Extracted data entries

"""

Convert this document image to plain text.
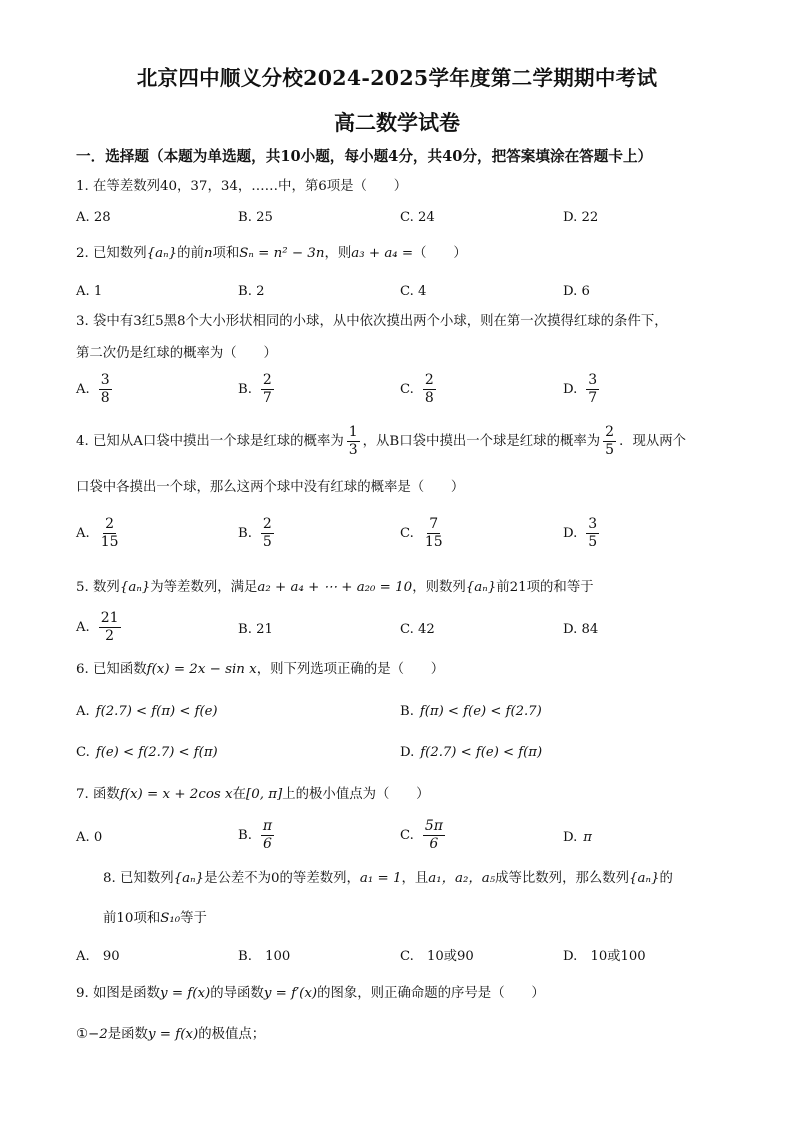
北京四中顺义分校2024-2025学年度第二学期期中考试
高二数学试卷
一．选择题（本题为单选题，共10小题，每小题4分，共40分，把答案填涂在答题卡上）
1. 在等差数列40，37，34，……中，第6项是（　　）
A. 28	B. 25	C. 24	D. 22
2. 已知数列{aₙ}的前n项和Sₙ = n² − 3n，则a₃ + a₄ =（　　）
A. 1	B. 2	C. 4	D. 6
3. 袋中有3红5黑8个大小形状相同的小球，从中依次摸出两个小球，则在第一次摸得红球的条件下，
第二次仍是红球的概率为（　　）
A. $\frac{3}{8}$	B. $\frac{2}{7}$	C. $\frac{2}{8}$	D. $\frac{3}{7}$
4. 已知从A口袋中摸出一个球是红球的概率为 $\frac{1}{3}$ ，从B口袋中摸出一个球是红球的概率为 $\frac{2}{5}$ ．现从两个
口袋中各摸出一个球，那么这两个球中没有红球的概率是（　　）
A. $\frac{2}{15}$	B. $\frac{2}{5}$	C. $\frac{7}{15}$	D. $\frac{3}{5}$
5. 数列{aₙ}为等差数列，满足a₂ + a₄ + ⋯ + a₂₀ = 10，则数列{aₙ}前21项的和等于
A. $\frac{21}{2}$	B. 21	C. 42	D. 84
6. 已知函数f(x) = 2x − sin x，则下列选项正确的是（　　）
A. f(2.7) < f(π) < f(e)	B. f(π) < f(e) < f(2.7)
C. f(e) < f(2.7) < f(π)	D. f(2.7) < f(e) < f(π)
7. 函数f(x) = x + 2cos x在[0, π]上的极小值点为（　　）
A. 0	B. $\frac{\pi}{6}$	C. $\frac{5\pi}{6}$	D. π
8. 已知数列{aₙ}是公差不为0的等差数列，a₁ = 1，且a₁，a₂，a₅成等比数列，那么数列{aₙ}的
前10项和S₁₀等于
A.　90	B.　100	C.　10或90	D.　10或100
9. 如图是函数y = f(x)的导函数y = f′(x)的图象，则正确命题的序号是（　　）
①−2是函数y = f(x)的极值点；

"""

_TASK TO CARRY OUT_: Copy out each line exactly, without the pictures.

_EXPECTED ANSWER_:
Convert this document image to plain text.
北京四中顺义分校2024-2025学年度第二学期期中考试
高二数学试卷
一．选择题（本题为单选题，共10小题，每小题4分，共40分，把答案填涂在答题卡上）
1. 在等差数列40，37，34，……中，第6项是（　　）
A. 28	B. 25	C. 24	D. 22
2. 已知数列{aₙ}的前n项和Sₙ = n² − 3n，则a₃ + a₄ =（　　）
A. 1	B. 2	C. 4	D. 6
3. 袋中有3红5黑8个大小形状相同的小球，从中依次摸出两个小球，则在第一次摸得红球的条件下，
第二次仍是红球的概率为（　　）
A. $\frac{3}{8}$	B. $\frac{2}{7}$	C. $\frac{2}{8}$	D. $\frac{3}{7}$
4. 已知从A口袋中摸出一个球是红球的概率为 $\frac{1}{3}$ ，从B口袋中摸出一个球是红球的概率为 $\frac{2}{5}$ ．现从两个
口袋中各摸出一个球，那么这两个球中没有红球的概率是（　　）
A. $\frac{2}{15}$	B. $\frac{2}{5}$	C. $\frac{7}{15}$	D. $\frac{3}{5}$
5. 数列{aₙ}为等差数列，满足a₂ + a₄ + ⋯ + a₂₀ = 10，则数列{aₙ}前21项的和等于
A. $\frac{21}{2}$	B. 21	C. 42	D. 84
6. 已知函数f(x) = 2x − sin x，则下列选项正确的是（　　）
A. f(2.7) < f(π) < f(e)	B. f(π) < f(e) < f(2.7)
C. f(e) < f(2.7) < f(π)	D. f(2.7) < f(e) < f(π)
7. 函数f(x) = x + 2cos x在[0, π]上的极小值点为（　　）
A. 0	B. $\frac{\pi}{6}$	C. $\frac{5\pi}{6}$	D. π
8. 已知数列{aₙ}是公差不为0的等差数列，a₁ = 1，且a₁，a₂，a₅成等比数列，那么数列{aₙ}的
前10项和S₁₀等于
A.　90	B.　100	C.　10或90	D.　10或100
9. 如图是函数y = f(x)的导函数y = f′(x)的图象，则正确命题的序号是（　　）
①−2是函数y = f(x)的极值点；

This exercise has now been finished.